Stored data
========================

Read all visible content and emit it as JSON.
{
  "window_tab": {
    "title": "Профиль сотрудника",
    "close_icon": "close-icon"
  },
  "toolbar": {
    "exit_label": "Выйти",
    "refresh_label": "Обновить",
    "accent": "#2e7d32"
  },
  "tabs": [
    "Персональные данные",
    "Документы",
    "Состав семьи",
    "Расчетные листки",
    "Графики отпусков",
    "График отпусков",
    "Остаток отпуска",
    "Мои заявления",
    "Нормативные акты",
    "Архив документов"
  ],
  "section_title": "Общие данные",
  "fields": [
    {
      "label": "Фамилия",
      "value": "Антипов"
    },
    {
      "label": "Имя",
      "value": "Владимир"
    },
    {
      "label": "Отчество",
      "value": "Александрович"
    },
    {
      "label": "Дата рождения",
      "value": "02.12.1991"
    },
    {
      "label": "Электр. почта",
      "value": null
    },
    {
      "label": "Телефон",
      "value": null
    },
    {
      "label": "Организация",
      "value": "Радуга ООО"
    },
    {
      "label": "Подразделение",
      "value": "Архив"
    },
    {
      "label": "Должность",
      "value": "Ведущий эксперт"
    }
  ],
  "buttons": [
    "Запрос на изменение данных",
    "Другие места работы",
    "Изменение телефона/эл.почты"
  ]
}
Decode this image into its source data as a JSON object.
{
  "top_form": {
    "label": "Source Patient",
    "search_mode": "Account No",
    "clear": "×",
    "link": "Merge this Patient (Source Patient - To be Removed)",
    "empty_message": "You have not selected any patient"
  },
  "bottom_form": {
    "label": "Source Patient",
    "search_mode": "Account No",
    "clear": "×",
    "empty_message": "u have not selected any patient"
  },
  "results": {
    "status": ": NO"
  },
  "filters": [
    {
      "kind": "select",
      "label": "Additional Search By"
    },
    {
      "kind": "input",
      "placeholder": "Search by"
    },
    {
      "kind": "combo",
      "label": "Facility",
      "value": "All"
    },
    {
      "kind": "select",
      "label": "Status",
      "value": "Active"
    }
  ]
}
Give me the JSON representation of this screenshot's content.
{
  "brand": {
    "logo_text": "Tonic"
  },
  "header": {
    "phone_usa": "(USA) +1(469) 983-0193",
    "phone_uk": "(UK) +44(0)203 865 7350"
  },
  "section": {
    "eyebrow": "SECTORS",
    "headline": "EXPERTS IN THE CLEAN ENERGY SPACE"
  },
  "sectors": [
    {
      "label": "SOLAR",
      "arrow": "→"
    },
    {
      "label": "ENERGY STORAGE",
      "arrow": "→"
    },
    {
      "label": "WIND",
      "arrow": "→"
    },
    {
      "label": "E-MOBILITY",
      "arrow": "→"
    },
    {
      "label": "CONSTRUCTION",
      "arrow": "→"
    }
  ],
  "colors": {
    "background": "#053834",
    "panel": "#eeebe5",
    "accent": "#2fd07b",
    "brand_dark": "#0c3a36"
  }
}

========================

Task description: Display every line of the listing that contains the string "данные".

Exercise answer:
    "Персональные данные",
  "section_title": "Общие данные",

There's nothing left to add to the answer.